Work task: Copy the full listing exactly.

Provided records:
#####

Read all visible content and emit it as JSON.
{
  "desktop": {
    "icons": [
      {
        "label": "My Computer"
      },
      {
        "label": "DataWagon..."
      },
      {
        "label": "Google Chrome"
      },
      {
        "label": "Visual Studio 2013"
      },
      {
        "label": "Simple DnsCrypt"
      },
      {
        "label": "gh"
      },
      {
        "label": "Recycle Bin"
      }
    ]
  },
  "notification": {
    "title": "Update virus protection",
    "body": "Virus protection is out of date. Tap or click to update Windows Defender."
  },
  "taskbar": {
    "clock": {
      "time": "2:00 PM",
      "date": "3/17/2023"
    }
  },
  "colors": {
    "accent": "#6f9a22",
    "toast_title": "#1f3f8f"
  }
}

#####

Answer box:
Read all visible content and emit it as JSON.
{
  "desktop": {
    "icons": [
      {
        "label": "My Computer"
      },
      {
        "label": "DataWagon..."
      },
      {
        "label": "Google Chrome"
      },
      {
        "label": "Visual Studio 2013"
      },
      {
        "label": "Simple DnsCrypt"
      },
      {
        "label": "gh"
      },
      {
        "label": "Recycle Bin"
      }
    ]
  },
  "notification": {
    "title": "Update virus protection",
    "body": "Virus protection is out of date. Tap or click to update Windows Defender."
  },
  "taskbar": {
    "clock": {
      "time": "2:00 PM",
      "date": "3/17/2023"
    }
  },
  "colors": {
    "accent": "#6f9a22",
    "toast_title": "#1f3f8f"
  }
}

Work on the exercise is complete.